## Exercise objective
Find the lines below that contain the string "white". Copy each one.

------------------------------------------------

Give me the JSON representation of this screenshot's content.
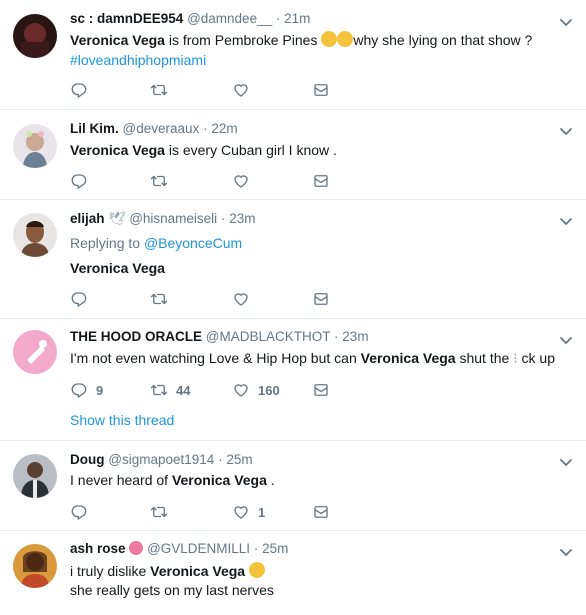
{
  "tweets": [
    {
      "name": "sc : damnDEE954",
      "handle": "@damndee__",
      "time": "21m",
      "text_a": "Veronica Vega",
      "text_b": " is from Pembroke Pines ",
      "text_c": "why she lying on that show ?",
      "hashtag": "#loveandhiphopmiami",
      "emojis": [
        "rofl-emoji",
        "rofl-emoji"
      ]
    },
    {
      "name": "Lil Kim.",
      "handle": "@deveraaux",
      "time": "22m",
      "text_a": "Veronica Vega",
      "text_b": " is every Cuban girl I know ."
    },
    {
      "name": "elijah",
      "handle": "@hisnameiseli",
      "time": "23m",
      "replying_label": "Replying to ",
      "replying_to": "@BeyonceCum",
      "text_a": "Veronica Vega",
      "name_badge": "dove-emoji"
    },
    {
      "name": "THE HOOD ORACLE",
      "handle": "@MADBLACKTHOT",
      "time": "23m",
      "text_pre": "I'm not even watching Love & Hip Hop but can ",
      "text_a": "Veronica Vega",
      "text_b": " shut the ",
      "text_c": "ck up",
      "counts": {
        "reply": "9",
        "retweet": "44",
        "like": "160"
      },
      "show_thread": "Show this thread"
    },
    {
      "name": "Doug",
      "handle": "@sigmapoet1914",
      "time": "25m",
      "text_pre": "I never heard of ",
      "text_a": "Veronica Vega",
      "text_b": " .",
      "counts": {
        "like": "1"
      }
    },
    {
      "name": "ash rose",
      "handle": "@GVLDENMILLI",
      "time": "25m",
      "text_pre": "i truly dislike ",
      "text_a": "Veronica Vega",
      "text_line2": " she really gets on my last nerves",
      "name_badge": "hibiscus-emoji",
      "emoji": "expressionless-emoji"
    }
  ],
  "colors": {
    "link": "#1b95e0",
    "muted": "#657786",
    "border": "#e6ecf0"
  }
}
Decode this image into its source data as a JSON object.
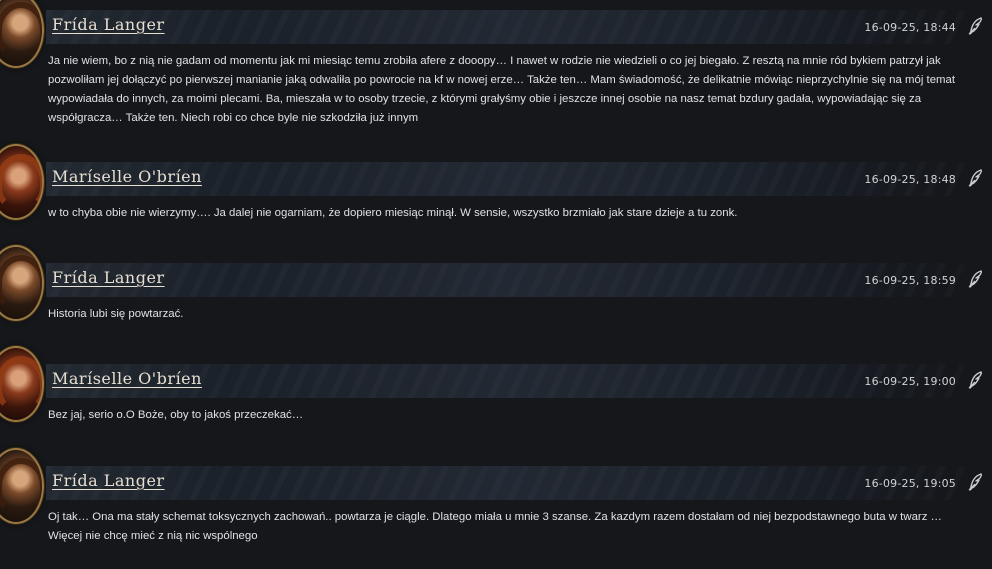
{
  "posts": [
    {
      "author": "Frída Langer",
      "avatar": "frida",
      "timestamp": "16-09-25, 18:44",
      "message": "Ja nie wiem, bo z nią nie gadam od momentu jak mi miesiąc temu zrobiła afere z dooopy… I nawet w rodzie nie wiedzieli o co jej biegało. Z resztą na mnie ród bykiem patrzył jak pozwoliłam jej dołączyć po pierwszej manianie jaką odwaliła po powrocie na kf w nowej erze… Także ten… Mam świadomość, że delikatnie mówiąc nieprzychylnie się na mój temat wypowiadała do innych, za moimi plecami. Ba, mieszała w to osoby trzecie, z którymi grałyśmy obie i jeszcze innej osobie na nasz temat bzdury gadała, wypowiadając się za współgracza… Także ten. Niech robi co chce byle nie szkodziła już innym"
    },
    {
      "author": "Maríselle O'bríen",
      "avatar": "mariselle",
      "timestamp": "16-09-25, 18:48",
      "message": "w to chyba obie nie wierzymy…. Ja dalej nie ogarniam, że dopiero miesiąc minął. W sensie, wszystko brzmiało jak stare dzieje a tu zonk."
    },
    {
      "author": "Frída Langer",
      "avatar": "frida",
      "timestamp": "16-09-25, 18:59",
      "message": "Historia lubi się powtarzać."
    },
    {
      "author": "Maríselle O'bríen",
      "avatar": "mariselle",
      "timestamp": "16-09-25, 19:00",
      "message": "Bez jaj, serio o.O Boże, oby to jakoś przeczekać…"
    },
    {
      "author": "Frída Langer",
      "avatar": "frida",
      "timestamp": "16-09-25, 19:05",
      "message": "Oj tak… Ona ma stały schemat toksycznych zachowań.. powtarza je ciągle. Dlatego miała u mnie 3 szanse. Za kazdym razem dostałam od niej bezpodstawnego buta w twarz … Więcej nie chcę mieć z nią nic wspólnego"
    }
  ],
  "icons": {
    "quote": "quill-icon"
  }
}
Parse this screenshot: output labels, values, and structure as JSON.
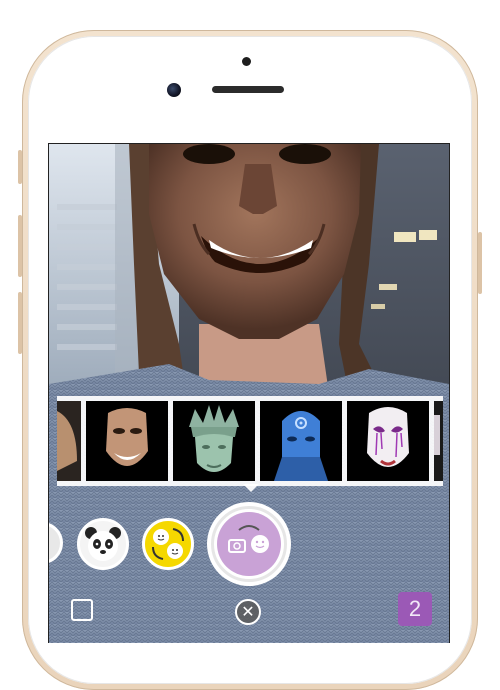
{
  "device": {
    "type": "iPhone",
    "color": "#ead4bb"
  },
  "filters": {
    "items": [
      {
        "name": "partial-mask",
        "icon": "purge-mask-icon"
      },
      {
        "name": "purge-mask",
        "icon": "purge-mask-icon"
      },
      {
        "name": "statue-of-liberty",
        "icon": "statue-of-liberty-icon"
      },
      {
        "name": "blue-face",
        "icon": "blue-face-icon"
      },
      {
        "name": "white-bleeding-mask",
        "icon": "white-mask-icon"
      }
    ]
  },
  "controls": {
    "mode_badge": "2",
    "close_symbol": "✕",
    "buttons": [
      {
        "name": "partial-lens",
        "icon": "lens-icon"
      },
      {
        "name": "panda-lens",
        "icon": "panda-icon"
      },
      {
        "name": "face-swap-lens",
        "icon": "face-swap-icon"
      },
      {
        "name": "capture",
        "icon": "capture-icon"
      }
    ]
  },
  "colors": {
    "accent": "#9b59b6",
    "capture_fill": "#c9a2d6",
    "face_swap": "#f5d800"
  }
}
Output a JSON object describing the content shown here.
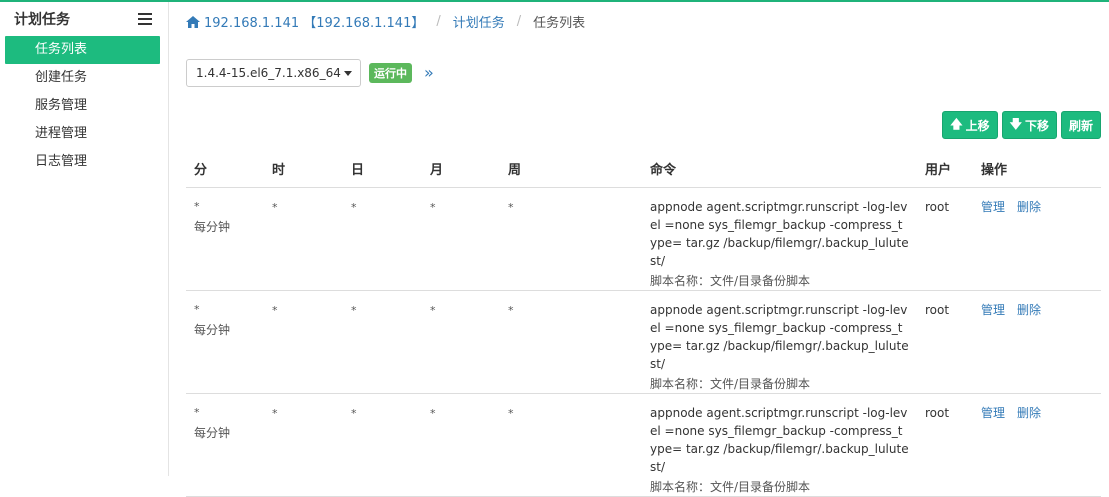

------------------------------------------------

## Written response
        "name": "white-bleeding-mask",
        "icon": "white-mask-icon"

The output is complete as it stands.